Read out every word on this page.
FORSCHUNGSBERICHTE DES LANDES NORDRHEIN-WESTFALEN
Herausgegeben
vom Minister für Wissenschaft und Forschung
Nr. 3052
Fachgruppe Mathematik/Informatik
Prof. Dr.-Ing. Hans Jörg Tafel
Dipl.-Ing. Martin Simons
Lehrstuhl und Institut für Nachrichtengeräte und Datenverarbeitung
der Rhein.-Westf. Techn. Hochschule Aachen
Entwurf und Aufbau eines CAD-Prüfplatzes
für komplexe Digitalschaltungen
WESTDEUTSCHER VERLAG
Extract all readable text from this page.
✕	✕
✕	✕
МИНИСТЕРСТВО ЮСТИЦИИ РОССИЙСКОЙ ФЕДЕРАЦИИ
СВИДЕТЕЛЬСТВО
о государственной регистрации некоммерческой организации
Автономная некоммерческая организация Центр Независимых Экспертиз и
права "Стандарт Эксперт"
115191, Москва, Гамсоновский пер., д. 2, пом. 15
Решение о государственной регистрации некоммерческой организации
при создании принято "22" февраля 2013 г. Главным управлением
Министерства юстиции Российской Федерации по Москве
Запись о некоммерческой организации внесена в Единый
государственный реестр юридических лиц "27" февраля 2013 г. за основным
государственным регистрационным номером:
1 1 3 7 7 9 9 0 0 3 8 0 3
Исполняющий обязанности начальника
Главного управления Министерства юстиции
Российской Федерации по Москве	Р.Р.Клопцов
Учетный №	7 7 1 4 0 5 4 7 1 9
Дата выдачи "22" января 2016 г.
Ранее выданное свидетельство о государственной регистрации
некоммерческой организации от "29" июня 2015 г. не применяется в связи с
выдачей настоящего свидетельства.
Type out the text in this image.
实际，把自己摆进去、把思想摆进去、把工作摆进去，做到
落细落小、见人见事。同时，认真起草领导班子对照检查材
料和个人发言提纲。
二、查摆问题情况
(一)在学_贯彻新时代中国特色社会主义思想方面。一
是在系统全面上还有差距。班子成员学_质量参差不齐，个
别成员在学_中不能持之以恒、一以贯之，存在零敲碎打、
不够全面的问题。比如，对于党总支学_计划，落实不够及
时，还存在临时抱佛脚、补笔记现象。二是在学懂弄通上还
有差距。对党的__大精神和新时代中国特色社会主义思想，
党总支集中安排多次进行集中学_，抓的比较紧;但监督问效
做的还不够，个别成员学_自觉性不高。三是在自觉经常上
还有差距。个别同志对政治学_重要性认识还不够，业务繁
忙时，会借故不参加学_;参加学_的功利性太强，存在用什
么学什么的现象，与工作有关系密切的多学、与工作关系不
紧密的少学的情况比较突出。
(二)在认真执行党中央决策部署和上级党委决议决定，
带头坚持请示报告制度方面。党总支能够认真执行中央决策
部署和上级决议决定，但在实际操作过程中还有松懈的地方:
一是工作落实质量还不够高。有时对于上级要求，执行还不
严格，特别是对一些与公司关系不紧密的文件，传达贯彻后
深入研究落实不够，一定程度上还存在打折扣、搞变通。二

▬▬▬▬▬▬▬▬▬▬

__Directive__
From the records above, extract every entry verbatim.

__Result for this exercise__
Read out every word on this page.
FORSCHUNGSBERICHTE DES LANDES NORDRHEIN-WESTFALEN
Herausgegeben
vom Minister für Wissenschaft und Forschung
Nr. 3052
Fachgruppe Mathematik/Informatik
Prof. Dr.-Ing. Hans Jörg Tafel
Dipl.-Ing. Martin Simons
Lehrstuhl und Institut für Nachrichtengeräte und Datenverarbeitung
der Rhein.-Westf. Techn. Hochschule Aachen
Entwurf und Aufbau eines CAD-Prüfplatzes
für komplexe Digitalschaltungen
WESTDEUTSCHER VERLAG
Extract all readable text from this page.
✕	✕
✕	✕
МИНИСТЕРСТВО ЮСТИЦИИ РОССИЙСКОЙ ФЕДЕРАЦИИ
СВИДЕТЕЛЬСТВО
о государственной регистрации некоммерческой организации
Автономная некоммерческая организация Центр Независимых Экспертиз и
права "Стандарт Эксперт"
115191, Москва, Гамсоновский пер., д. 2, пом. 15
Решение о государственной регистрации некоммерческой организации
при создании принято "22" февраля 2013 г. Главным управлением
Министерства юстиции Российской Федерации по Москве
Запись о некоммерческой организации внесена в Единый
государственный реестр юридических лиц "27" февраля 2013 г. за основным
государственным регистрационным номером:
1 1 3 7 7 9 9 0 0 3 8 0 3
Исполняющий обязанности начальника
Главного управления Министерства юстиции
Российской Федерации по Москве	Р.Р.Клопцов
Учетный №	7 7 1 4 0 5 4 7 1 9
Дата выдачи "22" января 2016 г.
Ранее выданное свидетельство о государственной регистрации
некоммерческой организации от "29" июня 2015 г. не применяется в связи с
выдачей настоящего свидетельства.
Type out the text in this image.
实际，把自己摆进去、把思想摆进去、把工作摆进去，做到
落细落小、见人见事。同时，认真起草领导班子对照检查材
料和个人发言提纲。
二、查摆问题情况
(一)在学_贯彻新时代中国特色社会主义思想方面。一
是在系统全面上还有差距。班子成员学_质量参差不齐，个
别成员在学_中不能持之以恒、一以贯之，存在零敲碎打、
不够全面的问题。比如，对于党总支学_计划，落实不够及
时，还存在临时抱佛脚、补笔记现象。二是在学懂弄通上还
有差距。对党的__大精神和新时代中国特色社会主义思想，
党总支集中安排多次进行集中学_，抓的比较紧;但监督问效
做的还不够，个别成员学_自觉性不高。三是在自觉经常上
还有差距。个别同志对政治学_重要性认识还不够，业务繁
忙时，会借故不参加学_;参加学_的功利性太强，存在用什
么学什么的现象，与工作有关系密切的多学、与工作关系不
紧密的少学的情况比较突出。
(二)在认真执行党中央决策部署和上级党委决议决定，
带头坚持请示报告制度方面。党总支能够认真执行中央决策
部署和上级决议决定，但在实际操作过程中还有松懈的地方:
一是工作落实质量还不够高。有时对于上级要求，执行还不
严格，特别是对一些与公司关系不紧密的文件，传达贯彻后
深入研究落实不够，一定程度上还存在打折扣、搞变通。二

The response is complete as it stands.